→ **Stored dataset items**
--------------------------------

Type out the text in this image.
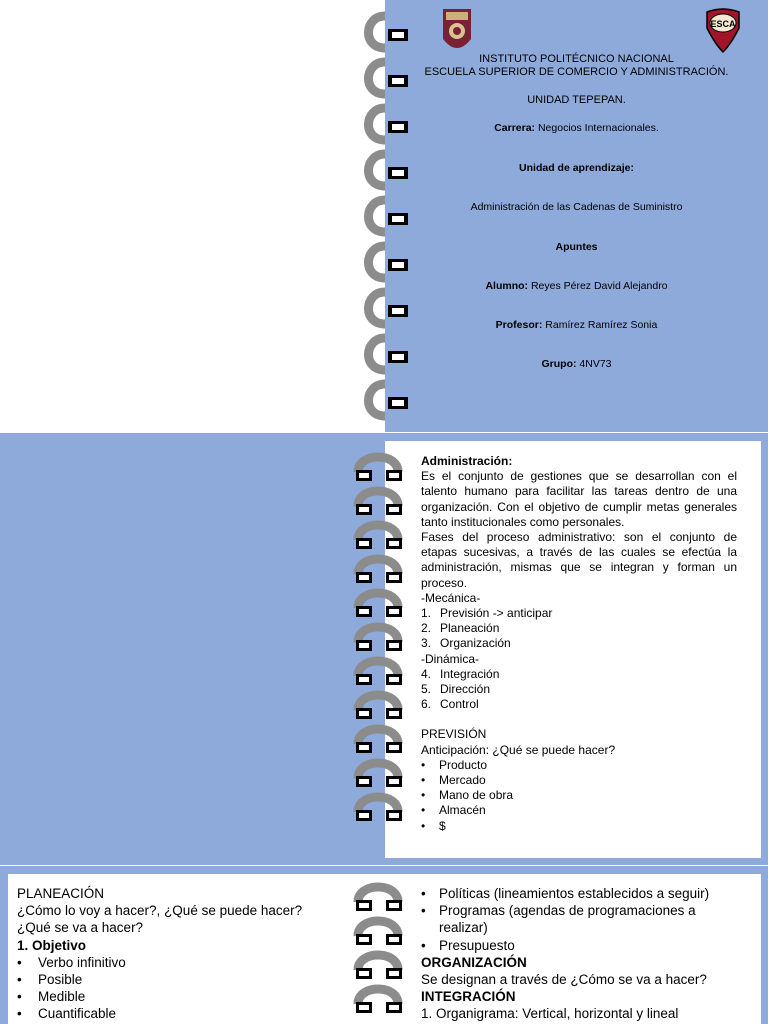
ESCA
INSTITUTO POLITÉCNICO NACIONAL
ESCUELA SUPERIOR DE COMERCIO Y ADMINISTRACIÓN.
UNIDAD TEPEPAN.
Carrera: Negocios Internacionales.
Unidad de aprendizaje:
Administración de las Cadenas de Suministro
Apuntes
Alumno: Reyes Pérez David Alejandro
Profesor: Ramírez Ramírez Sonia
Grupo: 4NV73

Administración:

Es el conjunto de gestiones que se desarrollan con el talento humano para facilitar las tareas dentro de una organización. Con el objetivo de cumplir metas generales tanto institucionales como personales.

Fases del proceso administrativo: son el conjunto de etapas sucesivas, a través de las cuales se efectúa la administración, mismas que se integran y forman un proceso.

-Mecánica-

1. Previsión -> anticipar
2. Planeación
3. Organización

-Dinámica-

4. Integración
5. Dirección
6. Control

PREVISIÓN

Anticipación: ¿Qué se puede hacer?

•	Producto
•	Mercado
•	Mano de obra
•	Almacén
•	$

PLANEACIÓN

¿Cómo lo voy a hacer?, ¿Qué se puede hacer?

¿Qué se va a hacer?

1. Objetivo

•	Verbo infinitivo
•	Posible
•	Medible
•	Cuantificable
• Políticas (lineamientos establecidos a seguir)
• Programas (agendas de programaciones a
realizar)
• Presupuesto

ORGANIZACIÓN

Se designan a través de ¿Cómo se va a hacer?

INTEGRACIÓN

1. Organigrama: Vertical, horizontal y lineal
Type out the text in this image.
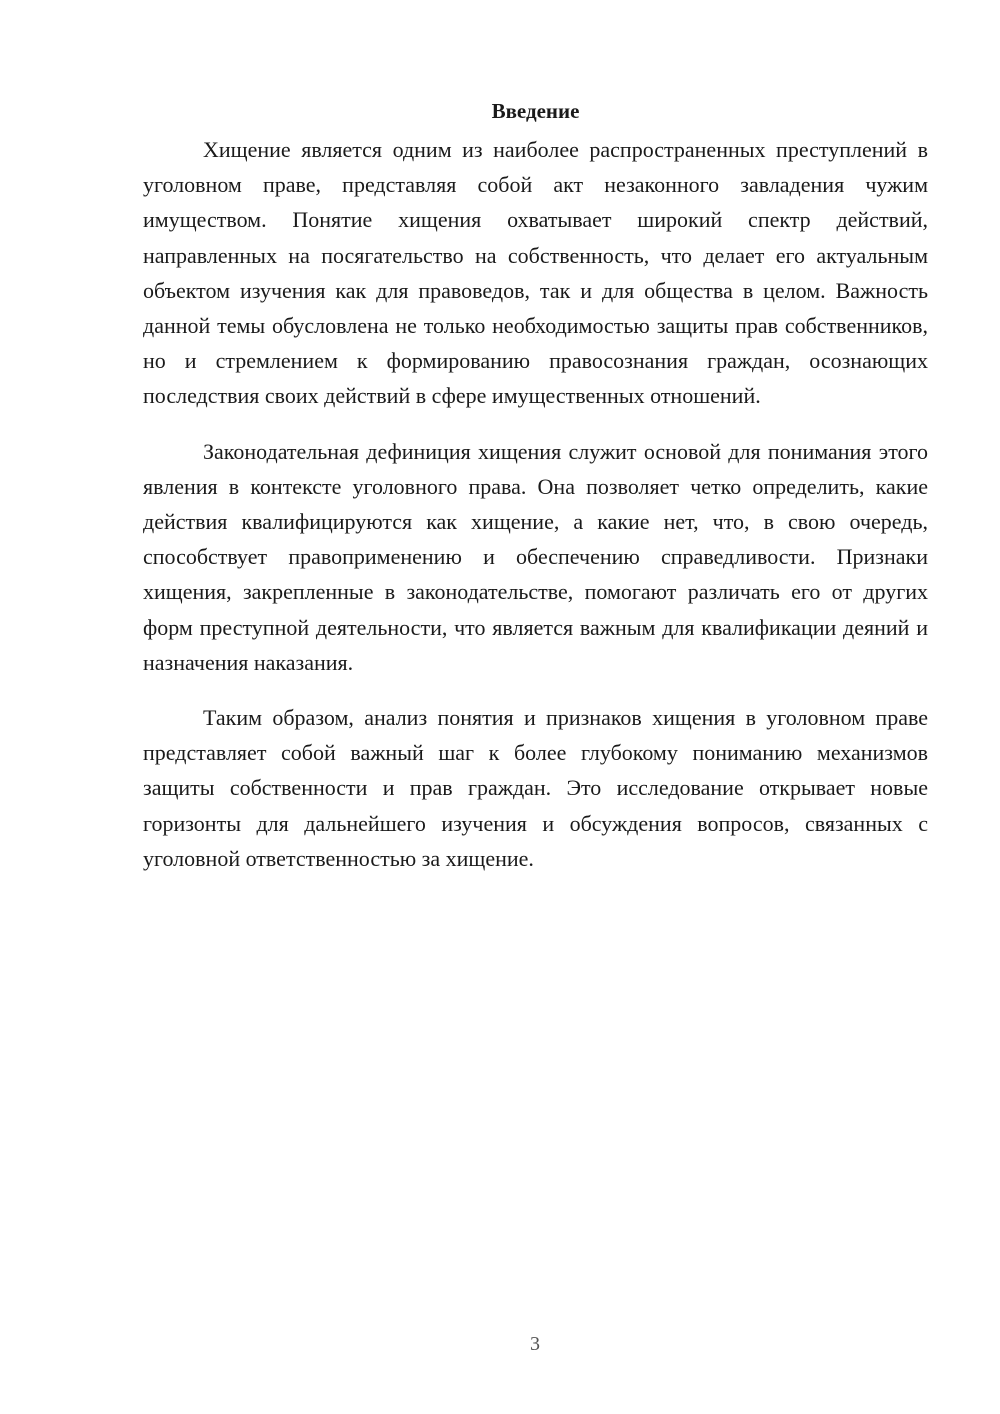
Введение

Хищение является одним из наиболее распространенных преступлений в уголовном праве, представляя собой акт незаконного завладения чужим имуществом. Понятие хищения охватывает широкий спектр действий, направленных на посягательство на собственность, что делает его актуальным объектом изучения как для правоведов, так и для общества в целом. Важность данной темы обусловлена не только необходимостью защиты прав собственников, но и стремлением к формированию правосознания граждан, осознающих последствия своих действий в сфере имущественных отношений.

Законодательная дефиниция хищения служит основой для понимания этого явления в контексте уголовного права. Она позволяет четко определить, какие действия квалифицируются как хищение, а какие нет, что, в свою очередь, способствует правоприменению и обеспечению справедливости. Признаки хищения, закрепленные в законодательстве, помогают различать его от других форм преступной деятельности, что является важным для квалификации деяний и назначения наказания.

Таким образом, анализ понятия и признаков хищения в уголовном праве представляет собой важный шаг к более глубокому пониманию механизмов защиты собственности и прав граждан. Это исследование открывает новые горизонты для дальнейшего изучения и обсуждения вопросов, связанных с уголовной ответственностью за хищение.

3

--------------------------------

→ **Set problem**
Leave out the pictures and output every record above precisely as given.

→ **Written solution**
Type out the text in this image.
ESCA
INSTITUTO POLITÉCNICO NACIONAL
ESCUELA SUPERIOR DE COMERCIO Y ADMINISTRACIÓN.
UNIDAD TEPEPAN.
Carrera: Negocios Internacionales.
Unidad de aprendizaje:
Administración de las Cadenas de Suministro
Apuntes
Alumno: Reyes Pérez David Alejandro
Profesor: Ramírez Ramírez Sonia
Grupo: 4NV73

Administración:

Es el conjunto de gestiones que se desarrollan con el talento humano para facilitar las tareas dentro de una organización. Con el objetivo de cumplir metas generales tanto institucionales como personales.

Fases del proceso administrativo: son el conjunto de etapas sucesivas, a través de las cuales se efectúa la administración, mismas que se integran y forman un proceso.

-Mecánica-

1. Previsión -> anticipar
2. Planeación
3. Organización

-Dinámica-

4. Integración
5. Dirección
6. Control

PREVISIÓN

Anticipación: ¿Qué se puede hacer?

•	Producto
•	Mercado
•	Mano de obra
•	Almacén
•	$

PLANEACIÓN

¿Cómo lo voy a hacer?, ¿Qué se puede hacer?

¿Qué se va a hacer?

1. Objetivo

•	Verbo infinitivo
•	Posible
•	Medible
•	Cuantificable
• Políticas (lineamientos establecidos a seguir)
• Programas (agendas de programaciones a
realizar)
• Presupuesto

ORGANIZACIÓN

Se designan a través de ¿Cómo se va a hacer?

INTEGRACIÓN

1. Organigrama: Vertical, horizontal y lineal
Type out the text in this image.
Введение

Хищение является одним из наиболее распространенных преступлений в уголовном праве, представляя собой акт незаконного завладения чужим имуществом. Понятие хищения охватывает широкий спектр действий, направленных на посягательство на собственность, что делает его актуальным объектом изучения как для правоведов, так и для общества в целом. Важность данной темы обусловлена не только необходимостью защиты прав собственников, но и стремлением к формированию правосознания граждан, осознающих последствия своих действий в сфере имущественных отношений.

Законодательная дефиниция хищения служит основой для понимания этого явления в контексте уголовного права. Она позволяет четко определить, какие действия квалифицируются как хищение, а какие нет, что, в свою очередь, способствует правоприменению и обеспечению справедливости. Признаки хищения, закрепленные в законодательстве, помогают различать его от других форм преступной деятельности, что является важным для квалификации деяний и назначения наказания.

Таким образом, анализ понятия и признаков хищения в уголовном праве представляет собой важный шаг к более глубокому пониманию механизмов защиты собственности и прав граждан. Это исследование открывает новые горизонты для дальнейшего изучения и обсуждения вопросов, связанных с уголовной ответственностью за хищение.

3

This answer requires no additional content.